[What needs to be done]
Reproduce the listing that follows with no differences at all.

[Data for this exercise]

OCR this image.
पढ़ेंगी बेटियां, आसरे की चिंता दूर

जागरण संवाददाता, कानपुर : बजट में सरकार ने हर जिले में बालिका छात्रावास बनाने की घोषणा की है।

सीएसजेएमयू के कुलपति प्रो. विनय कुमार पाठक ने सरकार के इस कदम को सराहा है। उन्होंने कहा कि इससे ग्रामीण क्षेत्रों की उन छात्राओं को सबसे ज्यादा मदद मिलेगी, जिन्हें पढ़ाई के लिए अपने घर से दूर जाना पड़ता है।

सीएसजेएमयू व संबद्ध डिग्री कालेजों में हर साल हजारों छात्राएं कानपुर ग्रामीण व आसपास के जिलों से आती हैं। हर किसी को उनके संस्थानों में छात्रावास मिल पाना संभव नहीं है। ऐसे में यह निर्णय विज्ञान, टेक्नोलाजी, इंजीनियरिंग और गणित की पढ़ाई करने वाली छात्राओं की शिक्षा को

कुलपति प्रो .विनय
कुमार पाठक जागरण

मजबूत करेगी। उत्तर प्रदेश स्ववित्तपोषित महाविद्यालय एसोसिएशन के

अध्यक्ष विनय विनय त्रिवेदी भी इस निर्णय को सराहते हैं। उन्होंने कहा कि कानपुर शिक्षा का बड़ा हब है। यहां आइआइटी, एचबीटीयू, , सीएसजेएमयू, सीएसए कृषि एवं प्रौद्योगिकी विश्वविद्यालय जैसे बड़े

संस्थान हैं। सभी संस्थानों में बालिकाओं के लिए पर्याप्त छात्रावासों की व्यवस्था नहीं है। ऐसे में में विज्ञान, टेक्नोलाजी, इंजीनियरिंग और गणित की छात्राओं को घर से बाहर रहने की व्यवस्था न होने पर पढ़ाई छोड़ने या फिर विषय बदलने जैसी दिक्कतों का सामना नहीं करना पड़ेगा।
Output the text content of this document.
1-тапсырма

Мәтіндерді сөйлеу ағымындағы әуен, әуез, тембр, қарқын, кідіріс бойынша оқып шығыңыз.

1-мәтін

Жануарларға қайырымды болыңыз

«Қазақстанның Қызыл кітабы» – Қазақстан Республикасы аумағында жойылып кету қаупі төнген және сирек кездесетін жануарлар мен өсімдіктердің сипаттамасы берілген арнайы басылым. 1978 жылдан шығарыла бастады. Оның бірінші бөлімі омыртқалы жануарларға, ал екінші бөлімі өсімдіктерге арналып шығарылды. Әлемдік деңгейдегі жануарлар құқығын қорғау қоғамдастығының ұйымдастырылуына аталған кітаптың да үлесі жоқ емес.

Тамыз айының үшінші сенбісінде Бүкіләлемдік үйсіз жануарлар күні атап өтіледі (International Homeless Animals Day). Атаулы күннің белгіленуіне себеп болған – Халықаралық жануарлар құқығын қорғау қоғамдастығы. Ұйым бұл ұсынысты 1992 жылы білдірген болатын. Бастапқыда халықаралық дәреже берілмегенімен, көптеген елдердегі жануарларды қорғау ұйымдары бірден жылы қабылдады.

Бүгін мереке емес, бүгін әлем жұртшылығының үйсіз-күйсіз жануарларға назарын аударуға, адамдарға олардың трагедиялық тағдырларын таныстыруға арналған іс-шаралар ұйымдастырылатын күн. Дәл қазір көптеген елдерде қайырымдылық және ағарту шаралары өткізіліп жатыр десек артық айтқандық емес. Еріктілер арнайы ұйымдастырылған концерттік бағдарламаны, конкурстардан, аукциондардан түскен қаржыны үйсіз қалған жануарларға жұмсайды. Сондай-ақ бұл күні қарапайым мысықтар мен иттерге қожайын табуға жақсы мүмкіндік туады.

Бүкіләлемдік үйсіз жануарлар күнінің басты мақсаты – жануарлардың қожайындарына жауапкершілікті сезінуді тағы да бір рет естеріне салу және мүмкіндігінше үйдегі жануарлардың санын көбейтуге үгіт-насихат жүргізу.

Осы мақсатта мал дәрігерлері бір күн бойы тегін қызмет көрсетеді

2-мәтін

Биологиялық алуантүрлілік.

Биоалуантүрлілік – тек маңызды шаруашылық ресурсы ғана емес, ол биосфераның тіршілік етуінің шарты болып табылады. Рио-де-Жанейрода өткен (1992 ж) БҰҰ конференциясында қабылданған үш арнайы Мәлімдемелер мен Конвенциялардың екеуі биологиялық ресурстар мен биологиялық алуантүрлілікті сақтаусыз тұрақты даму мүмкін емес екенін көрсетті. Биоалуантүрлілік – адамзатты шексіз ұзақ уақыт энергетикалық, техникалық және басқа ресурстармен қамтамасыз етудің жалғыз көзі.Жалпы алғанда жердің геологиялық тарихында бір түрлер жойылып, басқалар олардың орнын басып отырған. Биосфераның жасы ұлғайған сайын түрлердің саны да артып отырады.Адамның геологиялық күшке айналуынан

[Solution]
OCR this image.
पढ़ेंगी बेटियां, आसरे की चिंता दूर

जागरण संवाददाता, कानपुर : बजट में सरकार ने हर जिले में बालिका छात्रावास बनाने की घोषणा की है।

सीएसजेएमयू के कुलपति प्रो. विनय कुमार पाठक ने सरकार के इस कदम को सराहा है। उन्होंने कहा कि इससे ग्रामीण क्षेत्रों की उन छात्राओं को सबसे ज्यादा मदद मिलेगी, जिन्हें पढ़ाई के लिए अपने घर से दूर जाना पड़ता है।

सीएसजेएमयू व संबद्ध डिग्री कालेजों में हर साल हजारों छात्राएं कानपुर ग्रामीण व आसपास के जिलों से आती हैं। हर किसी को उनके संस्थानों में छात्रावास मिल पाना संभव नहीं है। ऐसे में यह निर्णय विज्ञान, टेक्नोलाजी, इंजीनियरिंग और गणित की पढ़ाई करने वाली छात्राओं की शिक्षा को

कुलपति प्रो .विनय
कुमार पाठक जागरण

मजबूत करेगी। उत्तर प्रदेश स्ववित्तपोषित महाविद्यालय एसोसिएशन के

अध्यक्ष विनय विनय त्रिवेदी भी इस निर्णय को सराहते हैं। उन्होंने कहा कि कानपुर शिक्षा का बड़ा हब है। यहां आइआइटी, एचबीटीयू, , सीएसजेएमयू, सीएसए कृषि एवं प्रौद्योगिकी विश्वविद्यालय जैसे बड़े

संस्थान हैं। सभी संस्थानों में बालिकाओं के लिए पर्याप्त छात्रावासों की व्यवस्था नहीं है। ऐसे में में विज्ञान, टेक्नोलाजी, इंजीनियरिंग और गणित की छात्राओं को घर से बाहर रहने की व्यवस्था न होने पर पढ़ाई छोड़ने या फिर विषय बदलने जैसी दिक्कतों का सामना नहीं करना पड़ेगा।
Output the text content of this document.
1-тапсырма

Мәтіндерді сөйлеу ағымындағы әуен, әуез, тембр, қарқын, кідіріс бойынша оқып шығыңыз.

1-мәтін

Жануарларға қайырымды болыңыз

«Қазақстанның Қызыл кітабы» – Қазақстан Республикасы аумағында жойылып кету қаупі төнген және сирек кездесетін жануарлар мен өсімдіктердің сипаттамасы берілген арнайы басылым. 1978 жылдан шығарыла бастады. Оның бірінші бөлімі омыртқалы жануарларға, ал екінші бөлімі өсімдіктерге арналып шығарылды. Әлемдік деңгейдегі жануарлар құқығын қорғау қоғамдастығының ұйымдастырылуына аталған кітаптың да үлесі жоқ емес.

Тамыз айының үшінші сенбісінде Бүкіләлемдік үйсіз жануарлар күні атап өтіледі (International Homeless Animals Day). Атаулы күннің белгіленуіне себеп болған – Халықаралық жануарлар құқығын қорғау қоғамдастығы. Ұйым бұл ұсынысты 1992 жылы білдірген болатын. Бастапқыда халықаралық дәреже берілмегенімен, көптеген елдердегі жануарларды қорғау ұйымдары бірден жылы қабылдады.

Бүгін мереке емес, бүгін әлем жұртшылығының үйсіз-күйсіз жануарларға назарын аударуға, адамдарға олардың трагедиялық тағдырларын таныстыруға арналған іс-шаралар ұйымдастырылатын күн. Дәл қазір көптеген елдерде қайырымдылық және ағарту шаралары өткізіліп жатыр десек артық айтқандық емес. Еріктілер арнайы ұйымдастырылған концерттік бағдарламаны, конкурстардан, аукциондардан түскен қаржыны үйсіз қалған жануарларға жұмсайды. Сондай-ақ бұл күні қарапайым мысықтар мен иттерге қожайын табуға жақсы мүмкіндік туады.

Бүкіләлемдік үйсіз жануарлар күнінің басты мақсаты – жануарлардың қожайындарына жауапкершілікті сезінуді тағы да бір рет естеріне салу және мүмкіндігінше үйдегі жануарлардың санын көбейтуге үгіт-насихат жүргізу.

Осы мақсатта мал дәрігерлері бір күн бойы тегін қызмет көрсетеді

2-мәтін

Биологиялық алуантүрлілік.

Биоалуантүрлілік – тек маңызды шаруашылық ресурсы ғана емес, ол биосфераның тіршілік етуінің шарты болып табылады. Рио-де-Жанейрода өткен (1992 ж) БҰҰ конференциясында қабылданған үш арнайы Мәлімдемелер мен Конвенциялардың екеуі биологиялық ресурстар мен биологиялық алуантүрлілікті сақтаусыз тұрақты даму мүмкін емес екенін көрсетті. Биоалуантүрлілік – адамзатты шексіз ұзақ уақыт энергетикалық, техникалық және басқа ресурстармен қамтамасыз етудің жалғыз көзі.Жалпы алғанда жердің геологиялық тарихында бір түрлер жойылып, басқалар олардың орнын басып отырған. Биосфераның жасы ұлғайған сайын түрлердің саны да артып отырады.Адамның геологиялық күшке айналуынан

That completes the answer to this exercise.